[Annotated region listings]
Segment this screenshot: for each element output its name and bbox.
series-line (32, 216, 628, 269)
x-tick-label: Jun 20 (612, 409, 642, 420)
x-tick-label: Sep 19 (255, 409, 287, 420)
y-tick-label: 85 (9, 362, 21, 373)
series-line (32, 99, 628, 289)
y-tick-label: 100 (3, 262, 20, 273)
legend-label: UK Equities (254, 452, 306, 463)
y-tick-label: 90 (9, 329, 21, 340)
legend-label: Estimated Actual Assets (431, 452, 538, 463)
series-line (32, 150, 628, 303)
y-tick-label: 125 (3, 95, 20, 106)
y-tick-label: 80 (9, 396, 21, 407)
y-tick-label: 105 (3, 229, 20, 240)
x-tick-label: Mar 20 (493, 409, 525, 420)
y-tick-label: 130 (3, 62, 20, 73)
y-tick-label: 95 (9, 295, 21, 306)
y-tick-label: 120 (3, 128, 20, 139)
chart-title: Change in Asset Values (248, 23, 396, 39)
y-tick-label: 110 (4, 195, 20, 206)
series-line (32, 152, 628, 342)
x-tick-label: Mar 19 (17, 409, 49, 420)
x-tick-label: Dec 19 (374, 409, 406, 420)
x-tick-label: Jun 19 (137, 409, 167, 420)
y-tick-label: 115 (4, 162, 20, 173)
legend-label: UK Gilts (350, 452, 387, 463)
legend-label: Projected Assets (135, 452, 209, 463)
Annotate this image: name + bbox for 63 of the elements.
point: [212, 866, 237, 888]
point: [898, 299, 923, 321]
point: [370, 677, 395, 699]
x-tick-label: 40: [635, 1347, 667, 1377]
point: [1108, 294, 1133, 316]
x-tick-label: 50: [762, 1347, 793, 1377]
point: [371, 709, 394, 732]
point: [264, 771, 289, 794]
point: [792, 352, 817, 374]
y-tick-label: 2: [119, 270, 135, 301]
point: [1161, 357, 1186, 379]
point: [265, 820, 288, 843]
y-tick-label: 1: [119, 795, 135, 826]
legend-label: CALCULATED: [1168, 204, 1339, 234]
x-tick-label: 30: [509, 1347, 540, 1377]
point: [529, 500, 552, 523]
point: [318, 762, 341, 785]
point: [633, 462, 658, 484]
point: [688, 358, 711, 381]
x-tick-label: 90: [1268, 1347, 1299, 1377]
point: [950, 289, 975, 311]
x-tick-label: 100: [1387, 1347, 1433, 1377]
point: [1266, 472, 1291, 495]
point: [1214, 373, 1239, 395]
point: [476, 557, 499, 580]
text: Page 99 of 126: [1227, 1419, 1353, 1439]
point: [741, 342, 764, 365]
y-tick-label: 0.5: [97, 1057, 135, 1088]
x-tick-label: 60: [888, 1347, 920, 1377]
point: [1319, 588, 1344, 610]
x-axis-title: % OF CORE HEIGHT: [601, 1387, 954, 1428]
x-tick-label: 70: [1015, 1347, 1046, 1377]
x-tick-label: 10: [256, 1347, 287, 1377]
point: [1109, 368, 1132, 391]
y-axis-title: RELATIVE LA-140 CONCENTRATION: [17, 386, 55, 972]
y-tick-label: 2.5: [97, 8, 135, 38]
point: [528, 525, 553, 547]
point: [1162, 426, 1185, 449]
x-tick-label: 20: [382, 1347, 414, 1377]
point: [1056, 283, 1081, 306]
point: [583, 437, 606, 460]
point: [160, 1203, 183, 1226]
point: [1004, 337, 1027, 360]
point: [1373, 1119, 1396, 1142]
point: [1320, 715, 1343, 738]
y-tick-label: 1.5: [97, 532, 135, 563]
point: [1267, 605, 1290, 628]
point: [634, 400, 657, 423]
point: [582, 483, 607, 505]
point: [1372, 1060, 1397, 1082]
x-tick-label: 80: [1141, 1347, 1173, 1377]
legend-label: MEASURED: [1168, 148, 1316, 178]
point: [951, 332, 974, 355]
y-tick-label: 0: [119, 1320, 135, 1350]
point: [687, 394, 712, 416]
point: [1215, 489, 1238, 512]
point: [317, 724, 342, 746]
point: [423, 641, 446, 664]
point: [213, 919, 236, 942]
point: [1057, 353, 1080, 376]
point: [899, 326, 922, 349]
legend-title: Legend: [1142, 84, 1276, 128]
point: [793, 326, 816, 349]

• Written exercise: Copy the rows word for word, from the first row through the row that contains "legend-label: UK Equities", and include both of those rows.

• Solution:
Segment this screenshot: for each element output its name and bbox.
series-line (32, 216, 628, 269)
x-tick-label: Jun 20 (612, 409, 642, 420)
x-tick-label: Sep 19 (255, 409, 287, 420)
y-tick-label: 85 (9, 362, 21, 373)
series-line (32, 99, 628, 289)
y-tick-label: 100 (3, 262, 20, 273)
legend-label: UK Equities (254, 452, 306, 463)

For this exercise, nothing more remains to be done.